(Stored data)
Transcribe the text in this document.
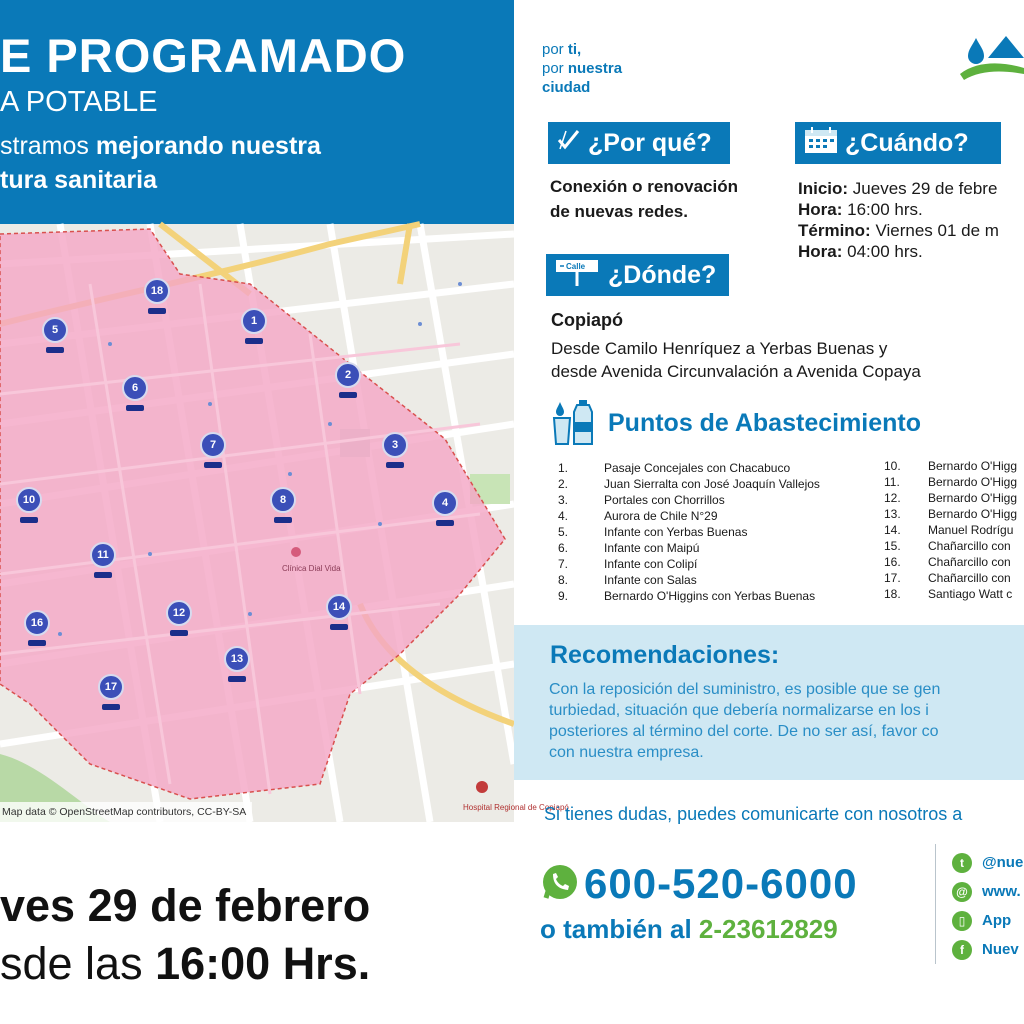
E PROGRAMADO
A POTABLE
stramos mejorando nuestra
tura sanitaria
Hospital Regional de Copiapó
Clínica Dial Vida
1
2
3
4
5
6
7
8
10
11
12
13
14
16
17
18
Map data © OpenStreetMap contributors, CC-BY-SA
ves 29 de febrero
sde las 16:00 Hrs.
por ti,
por nuestra
ciudad
¿Por qué?
Conexión o renovación
de nuevas redes.
¿Cuándo?
Inicio: Jueves 29 de febre
Hora: 16:00 hrs.
Término: Viernes 01 de m
Hora: 04:00 hrs.
Calle ¿Dónde?
Copiapó
Desde Camilo Henríquez a Yerbas Buenas y
desde Avenida Circunvalación a Avenida Copaya
Puntos de Abastecimiento
1.	Pasaje Concejales con Chacabuco
2.	Juan Sierralta con José Joaquín Vallejos
3.	Portales con Chorrillos
4.	Aurora de Chile N°29
5.	Infante con Yerbas Buenas
6.	Infante con Maipú
7.	Infante con Colipí
8.	Infante con Salas
9.	Bernardo O'Higgins con Yerbas Buenas
10.	Bernardo O'Higg
11.	Bernardo O'Higg
12.	Bernardo O'Higg
13.	Bernardo O'Higg
14.	Manuel Rodrígu
15.	Chañarcillo con
16.	Chañarcillo con
17.	Chañarcillo con
18.	Santiago Watt c
Recomendaciones:
Con la reposición del suministro, es posible que se gen
turbiedad, situación que debería normalizarse en los i
posteriores al término del corte. De no ser así, favor co
con nuestra empresa.
Si tienes dudas, puedes comunicarte con nosotros a
600-520-6000
o también al 2-23612829
t	@nue
@ www.
▯	App
f	Nuev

Required task - Working from the lines above, reproduce the material exactly and exclude its pictures.

Task answer -
Transcribe the text in this document.
E PROGRAMADO
A POTABLE
stramos mejorando nuestra
tura sanitaria
Hospital Regional de Copiapó
Clínica Dial Vida
1
2
3
4
5
6
7
8
10
11
12
13
14
16
17
18
Map data © OpenStreetMap contributors, CC-BY-SA
ves 29 de febrero
sde las 16:00 Hrs.
por ti,
por nuestra
ciudad
¿Por qué?
Conexión o renovación
de nuevas redes.
¿Cuándo?
Inicio: Jueves 29 de febre
Hora: 16:00 hrs.
Término: Viernes 01 de m
Hora: 04:00 hrs.
Calle ¿Dónde?
Copiapó
Desde Camilo Henríquez a Yerbas Buenas y
desde Avenida Circunvalación a Avenida Copaya
Puntos de Abastecimiento
1.	Pasaje Concejales con Chacabuco
2.	Juan Sierralta con José Joaquín Vallejos
3.	Portales con Chorrillos
4.	Aurora de Chile N°29
5.	Infante con Yerbas Buenas
6.	Infante con Maipú
7.	Infante con Colipí
8.	Infante con Salas
9.	Bernardo O'Higgins con Yerbas Buenas
10.	Bernardo O'Higg
11.	Bernardo O'Higg
12.	Bernardo O'Higg
13.	Bernardo O'Higg
14.	Manuel Rodrígu
15.	Chañarcillo con
16.	Chañarcillo con
17.	Chañarcillo con
18.	Santiago Watt c
Recomendaciones:
Con la reposición del suministro, es posible que se gen
turbiedad, situación que debería normalizarse en los i
posteriores al término del corte. De no ser así, favor co
con nuestra empresa.
Si tienes dudas, puedes comunicarte con nosotros a
600-520-6000
o también al 2-23612829
t	@nue
@ www.
▯	App
f	Nuev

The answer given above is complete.